>> BEGIN Information supplied
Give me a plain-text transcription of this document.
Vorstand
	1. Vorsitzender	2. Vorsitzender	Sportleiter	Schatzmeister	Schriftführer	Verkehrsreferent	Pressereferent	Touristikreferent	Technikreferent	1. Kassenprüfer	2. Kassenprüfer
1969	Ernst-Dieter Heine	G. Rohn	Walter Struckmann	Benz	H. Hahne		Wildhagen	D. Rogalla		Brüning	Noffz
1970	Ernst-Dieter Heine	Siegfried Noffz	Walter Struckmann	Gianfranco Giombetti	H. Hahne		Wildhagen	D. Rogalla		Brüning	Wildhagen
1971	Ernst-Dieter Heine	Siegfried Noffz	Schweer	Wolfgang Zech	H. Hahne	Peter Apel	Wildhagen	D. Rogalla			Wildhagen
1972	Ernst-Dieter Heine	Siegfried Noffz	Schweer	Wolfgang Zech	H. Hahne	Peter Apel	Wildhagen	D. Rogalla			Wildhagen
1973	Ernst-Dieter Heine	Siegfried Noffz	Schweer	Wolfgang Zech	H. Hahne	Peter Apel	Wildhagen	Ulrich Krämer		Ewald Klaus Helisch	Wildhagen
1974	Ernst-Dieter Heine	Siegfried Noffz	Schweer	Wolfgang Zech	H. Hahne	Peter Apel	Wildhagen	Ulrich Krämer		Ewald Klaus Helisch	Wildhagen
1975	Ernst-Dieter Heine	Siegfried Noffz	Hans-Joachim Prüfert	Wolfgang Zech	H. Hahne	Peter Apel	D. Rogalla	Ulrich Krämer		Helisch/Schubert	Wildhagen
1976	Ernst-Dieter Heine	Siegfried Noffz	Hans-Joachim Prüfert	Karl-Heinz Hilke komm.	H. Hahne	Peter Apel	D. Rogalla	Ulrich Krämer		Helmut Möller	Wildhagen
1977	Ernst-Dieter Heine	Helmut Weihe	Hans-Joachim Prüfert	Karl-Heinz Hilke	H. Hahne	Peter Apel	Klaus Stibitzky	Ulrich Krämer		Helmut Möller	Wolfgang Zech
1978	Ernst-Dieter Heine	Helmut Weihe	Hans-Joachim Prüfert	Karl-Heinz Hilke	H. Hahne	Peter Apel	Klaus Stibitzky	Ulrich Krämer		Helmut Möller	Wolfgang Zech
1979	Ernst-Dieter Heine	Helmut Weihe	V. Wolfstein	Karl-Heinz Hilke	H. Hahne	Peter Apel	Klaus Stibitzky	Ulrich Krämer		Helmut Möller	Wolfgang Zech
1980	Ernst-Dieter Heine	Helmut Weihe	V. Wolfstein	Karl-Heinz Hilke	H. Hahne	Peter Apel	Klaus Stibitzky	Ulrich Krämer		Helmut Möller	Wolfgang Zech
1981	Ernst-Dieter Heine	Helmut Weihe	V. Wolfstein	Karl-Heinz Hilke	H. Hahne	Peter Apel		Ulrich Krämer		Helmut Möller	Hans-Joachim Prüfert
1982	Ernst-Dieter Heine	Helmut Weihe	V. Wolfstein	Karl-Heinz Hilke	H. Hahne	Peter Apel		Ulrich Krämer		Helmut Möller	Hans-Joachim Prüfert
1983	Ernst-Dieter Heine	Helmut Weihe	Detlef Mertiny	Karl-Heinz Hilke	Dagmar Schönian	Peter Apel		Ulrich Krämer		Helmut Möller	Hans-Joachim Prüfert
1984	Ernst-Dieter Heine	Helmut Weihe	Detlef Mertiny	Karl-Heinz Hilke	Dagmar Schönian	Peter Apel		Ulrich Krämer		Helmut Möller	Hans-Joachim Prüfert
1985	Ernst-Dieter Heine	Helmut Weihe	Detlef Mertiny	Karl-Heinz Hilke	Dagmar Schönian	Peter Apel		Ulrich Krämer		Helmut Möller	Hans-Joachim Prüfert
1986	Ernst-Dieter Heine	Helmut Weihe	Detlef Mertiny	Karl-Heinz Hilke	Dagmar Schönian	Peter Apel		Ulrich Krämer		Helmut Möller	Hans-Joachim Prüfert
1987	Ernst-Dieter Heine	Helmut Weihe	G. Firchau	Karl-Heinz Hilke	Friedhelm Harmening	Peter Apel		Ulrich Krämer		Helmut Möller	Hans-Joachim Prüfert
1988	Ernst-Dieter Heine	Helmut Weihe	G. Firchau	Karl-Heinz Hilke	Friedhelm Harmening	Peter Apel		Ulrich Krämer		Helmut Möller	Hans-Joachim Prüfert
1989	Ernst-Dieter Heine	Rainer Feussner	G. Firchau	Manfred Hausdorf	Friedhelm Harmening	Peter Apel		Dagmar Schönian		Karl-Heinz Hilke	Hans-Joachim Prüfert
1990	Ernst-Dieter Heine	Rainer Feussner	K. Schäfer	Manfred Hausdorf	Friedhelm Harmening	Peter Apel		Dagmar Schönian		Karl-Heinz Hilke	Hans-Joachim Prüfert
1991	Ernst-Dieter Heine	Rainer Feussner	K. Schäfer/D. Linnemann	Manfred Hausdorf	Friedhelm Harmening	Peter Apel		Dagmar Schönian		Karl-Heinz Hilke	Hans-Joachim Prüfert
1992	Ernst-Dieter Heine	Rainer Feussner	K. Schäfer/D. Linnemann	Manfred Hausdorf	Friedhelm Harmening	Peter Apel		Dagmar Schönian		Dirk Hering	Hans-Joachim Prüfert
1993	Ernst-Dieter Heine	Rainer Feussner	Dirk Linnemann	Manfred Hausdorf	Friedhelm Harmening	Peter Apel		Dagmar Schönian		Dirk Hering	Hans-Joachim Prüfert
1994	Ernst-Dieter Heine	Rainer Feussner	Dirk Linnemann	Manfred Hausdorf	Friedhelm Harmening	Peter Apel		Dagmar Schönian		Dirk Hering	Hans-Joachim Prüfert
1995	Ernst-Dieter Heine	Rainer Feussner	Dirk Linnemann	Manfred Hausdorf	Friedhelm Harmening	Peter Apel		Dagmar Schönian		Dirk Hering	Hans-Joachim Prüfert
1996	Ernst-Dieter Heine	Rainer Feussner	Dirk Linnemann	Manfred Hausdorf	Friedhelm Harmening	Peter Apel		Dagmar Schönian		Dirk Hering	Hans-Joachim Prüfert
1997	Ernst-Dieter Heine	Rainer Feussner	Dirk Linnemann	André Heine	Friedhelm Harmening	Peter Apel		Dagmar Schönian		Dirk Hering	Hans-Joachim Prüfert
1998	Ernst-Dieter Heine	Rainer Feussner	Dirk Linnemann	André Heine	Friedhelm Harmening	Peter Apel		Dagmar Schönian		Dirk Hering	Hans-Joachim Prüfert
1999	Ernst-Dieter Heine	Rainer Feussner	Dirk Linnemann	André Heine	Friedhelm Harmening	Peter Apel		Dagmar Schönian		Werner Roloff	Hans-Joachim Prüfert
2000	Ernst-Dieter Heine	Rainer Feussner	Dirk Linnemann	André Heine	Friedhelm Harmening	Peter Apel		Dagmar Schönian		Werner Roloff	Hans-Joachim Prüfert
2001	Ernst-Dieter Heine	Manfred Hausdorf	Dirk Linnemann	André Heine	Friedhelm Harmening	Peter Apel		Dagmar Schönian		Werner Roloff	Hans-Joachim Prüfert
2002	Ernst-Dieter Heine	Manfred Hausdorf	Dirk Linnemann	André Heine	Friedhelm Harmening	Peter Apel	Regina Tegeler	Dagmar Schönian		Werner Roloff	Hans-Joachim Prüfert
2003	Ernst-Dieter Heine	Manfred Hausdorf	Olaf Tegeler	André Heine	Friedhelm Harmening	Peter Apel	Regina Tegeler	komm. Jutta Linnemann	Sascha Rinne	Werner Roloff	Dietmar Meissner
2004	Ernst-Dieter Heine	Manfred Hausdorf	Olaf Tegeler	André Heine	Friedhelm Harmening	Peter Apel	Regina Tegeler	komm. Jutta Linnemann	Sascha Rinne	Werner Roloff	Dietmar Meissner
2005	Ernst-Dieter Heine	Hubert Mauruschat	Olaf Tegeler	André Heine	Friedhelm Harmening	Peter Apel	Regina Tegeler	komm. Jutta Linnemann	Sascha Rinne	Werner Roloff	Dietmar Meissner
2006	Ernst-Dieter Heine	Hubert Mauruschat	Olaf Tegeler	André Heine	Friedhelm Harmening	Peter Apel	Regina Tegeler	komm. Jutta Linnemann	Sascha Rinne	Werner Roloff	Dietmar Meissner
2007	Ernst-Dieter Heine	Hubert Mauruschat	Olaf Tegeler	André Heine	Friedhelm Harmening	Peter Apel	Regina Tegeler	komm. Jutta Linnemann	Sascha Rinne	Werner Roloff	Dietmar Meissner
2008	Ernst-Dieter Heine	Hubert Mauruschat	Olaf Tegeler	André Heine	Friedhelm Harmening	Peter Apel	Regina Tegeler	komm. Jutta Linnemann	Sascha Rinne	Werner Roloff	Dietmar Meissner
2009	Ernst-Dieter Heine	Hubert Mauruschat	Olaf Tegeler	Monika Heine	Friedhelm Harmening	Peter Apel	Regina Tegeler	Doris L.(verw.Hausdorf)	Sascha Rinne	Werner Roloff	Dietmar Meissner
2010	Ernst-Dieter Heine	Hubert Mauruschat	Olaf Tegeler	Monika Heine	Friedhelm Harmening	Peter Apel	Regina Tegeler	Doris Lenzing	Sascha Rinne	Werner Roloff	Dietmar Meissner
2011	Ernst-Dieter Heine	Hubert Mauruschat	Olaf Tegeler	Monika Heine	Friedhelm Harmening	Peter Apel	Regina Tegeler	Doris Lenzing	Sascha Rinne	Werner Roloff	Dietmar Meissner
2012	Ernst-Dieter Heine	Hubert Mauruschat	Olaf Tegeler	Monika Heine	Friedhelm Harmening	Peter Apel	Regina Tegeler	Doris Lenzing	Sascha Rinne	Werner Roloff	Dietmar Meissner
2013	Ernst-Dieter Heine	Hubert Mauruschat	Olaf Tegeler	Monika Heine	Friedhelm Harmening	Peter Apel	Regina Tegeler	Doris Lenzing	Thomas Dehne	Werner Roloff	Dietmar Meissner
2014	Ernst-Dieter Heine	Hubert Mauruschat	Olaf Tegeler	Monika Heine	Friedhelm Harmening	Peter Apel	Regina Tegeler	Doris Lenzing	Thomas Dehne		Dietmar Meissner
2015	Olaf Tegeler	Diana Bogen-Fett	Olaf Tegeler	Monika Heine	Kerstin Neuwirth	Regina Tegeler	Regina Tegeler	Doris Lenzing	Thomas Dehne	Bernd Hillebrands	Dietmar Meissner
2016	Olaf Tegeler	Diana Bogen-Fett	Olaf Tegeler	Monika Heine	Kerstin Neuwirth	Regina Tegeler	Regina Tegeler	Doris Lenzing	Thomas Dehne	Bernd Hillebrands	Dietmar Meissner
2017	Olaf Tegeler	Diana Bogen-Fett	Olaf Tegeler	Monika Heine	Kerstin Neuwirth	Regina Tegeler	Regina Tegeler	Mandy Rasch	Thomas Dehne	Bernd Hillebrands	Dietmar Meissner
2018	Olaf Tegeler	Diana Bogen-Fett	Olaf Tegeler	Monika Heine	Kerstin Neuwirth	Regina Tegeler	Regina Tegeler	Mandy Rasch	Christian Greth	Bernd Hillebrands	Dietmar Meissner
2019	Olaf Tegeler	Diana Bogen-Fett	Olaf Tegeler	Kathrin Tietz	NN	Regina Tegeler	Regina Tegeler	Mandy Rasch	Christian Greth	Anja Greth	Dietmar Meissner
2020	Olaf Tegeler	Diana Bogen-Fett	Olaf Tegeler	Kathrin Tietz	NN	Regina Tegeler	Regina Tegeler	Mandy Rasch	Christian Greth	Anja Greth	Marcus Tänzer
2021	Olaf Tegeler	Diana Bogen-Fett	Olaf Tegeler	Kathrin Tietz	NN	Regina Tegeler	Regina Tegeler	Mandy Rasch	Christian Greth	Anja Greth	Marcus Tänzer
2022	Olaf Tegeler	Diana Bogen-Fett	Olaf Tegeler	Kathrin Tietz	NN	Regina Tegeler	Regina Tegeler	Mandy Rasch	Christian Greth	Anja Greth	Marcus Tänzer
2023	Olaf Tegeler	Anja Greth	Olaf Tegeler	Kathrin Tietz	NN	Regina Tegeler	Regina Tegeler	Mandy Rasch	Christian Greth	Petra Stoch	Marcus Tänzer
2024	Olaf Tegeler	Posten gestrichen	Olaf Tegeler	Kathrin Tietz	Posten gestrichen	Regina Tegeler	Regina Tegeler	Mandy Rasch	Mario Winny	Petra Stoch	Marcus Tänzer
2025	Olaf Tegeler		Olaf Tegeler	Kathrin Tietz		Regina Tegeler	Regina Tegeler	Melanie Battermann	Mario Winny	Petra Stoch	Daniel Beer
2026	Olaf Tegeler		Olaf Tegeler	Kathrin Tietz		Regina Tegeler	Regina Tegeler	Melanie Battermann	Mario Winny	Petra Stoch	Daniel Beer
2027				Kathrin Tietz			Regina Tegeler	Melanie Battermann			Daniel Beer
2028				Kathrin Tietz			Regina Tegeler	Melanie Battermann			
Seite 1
>> END Information supplied
### Exercise
Tell how many lines contain the word "Daniel", using only the number.

### Exercise output
3